How many of the lines below contain "title"? Answer with that number alone.

** start Material supplied **

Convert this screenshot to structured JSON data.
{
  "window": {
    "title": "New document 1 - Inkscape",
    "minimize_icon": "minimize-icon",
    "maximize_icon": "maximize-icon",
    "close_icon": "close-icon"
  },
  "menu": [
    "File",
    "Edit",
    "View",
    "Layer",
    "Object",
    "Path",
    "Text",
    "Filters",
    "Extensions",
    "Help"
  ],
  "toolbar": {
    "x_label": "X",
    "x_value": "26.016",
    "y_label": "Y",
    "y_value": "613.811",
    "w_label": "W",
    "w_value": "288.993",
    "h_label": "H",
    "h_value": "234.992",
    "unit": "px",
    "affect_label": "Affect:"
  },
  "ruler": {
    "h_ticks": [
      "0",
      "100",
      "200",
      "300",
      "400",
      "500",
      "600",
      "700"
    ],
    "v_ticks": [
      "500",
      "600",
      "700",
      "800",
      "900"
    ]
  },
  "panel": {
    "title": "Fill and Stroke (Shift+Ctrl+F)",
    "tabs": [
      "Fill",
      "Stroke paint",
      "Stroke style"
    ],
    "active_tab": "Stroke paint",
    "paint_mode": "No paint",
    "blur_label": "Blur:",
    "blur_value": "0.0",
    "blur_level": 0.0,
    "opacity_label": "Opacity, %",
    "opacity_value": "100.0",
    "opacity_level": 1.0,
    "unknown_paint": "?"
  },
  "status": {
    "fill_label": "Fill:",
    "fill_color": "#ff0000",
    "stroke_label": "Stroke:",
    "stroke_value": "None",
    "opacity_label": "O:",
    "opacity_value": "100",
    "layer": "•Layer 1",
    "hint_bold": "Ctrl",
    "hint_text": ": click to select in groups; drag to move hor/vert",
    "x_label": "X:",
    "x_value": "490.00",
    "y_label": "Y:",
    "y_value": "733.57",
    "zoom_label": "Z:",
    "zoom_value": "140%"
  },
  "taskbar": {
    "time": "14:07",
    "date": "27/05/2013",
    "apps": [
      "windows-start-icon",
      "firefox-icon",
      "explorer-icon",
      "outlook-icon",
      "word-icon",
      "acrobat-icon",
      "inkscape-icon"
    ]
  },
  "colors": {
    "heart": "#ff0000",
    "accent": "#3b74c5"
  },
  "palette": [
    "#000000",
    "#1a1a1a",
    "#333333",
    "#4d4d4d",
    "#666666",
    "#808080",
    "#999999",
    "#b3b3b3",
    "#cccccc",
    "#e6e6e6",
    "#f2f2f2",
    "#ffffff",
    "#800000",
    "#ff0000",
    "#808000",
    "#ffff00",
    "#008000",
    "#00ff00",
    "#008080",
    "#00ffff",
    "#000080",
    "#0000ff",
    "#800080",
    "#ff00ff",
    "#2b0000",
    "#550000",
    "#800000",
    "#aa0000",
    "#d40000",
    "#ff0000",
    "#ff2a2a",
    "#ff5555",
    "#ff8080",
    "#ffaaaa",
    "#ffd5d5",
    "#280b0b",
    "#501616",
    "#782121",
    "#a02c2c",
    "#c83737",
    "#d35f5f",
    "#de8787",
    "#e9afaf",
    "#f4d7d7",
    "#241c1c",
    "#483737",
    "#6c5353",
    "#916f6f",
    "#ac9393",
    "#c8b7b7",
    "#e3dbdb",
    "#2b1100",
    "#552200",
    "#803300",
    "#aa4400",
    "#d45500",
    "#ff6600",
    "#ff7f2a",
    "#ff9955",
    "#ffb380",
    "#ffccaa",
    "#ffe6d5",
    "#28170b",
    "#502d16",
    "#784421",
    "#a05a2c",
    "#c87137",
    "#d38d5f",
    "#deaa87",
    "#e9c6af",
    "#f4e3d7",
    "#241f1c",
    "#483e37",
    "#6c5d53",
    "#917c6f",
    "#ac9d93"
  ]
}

** end Material supplied **

Reply.
2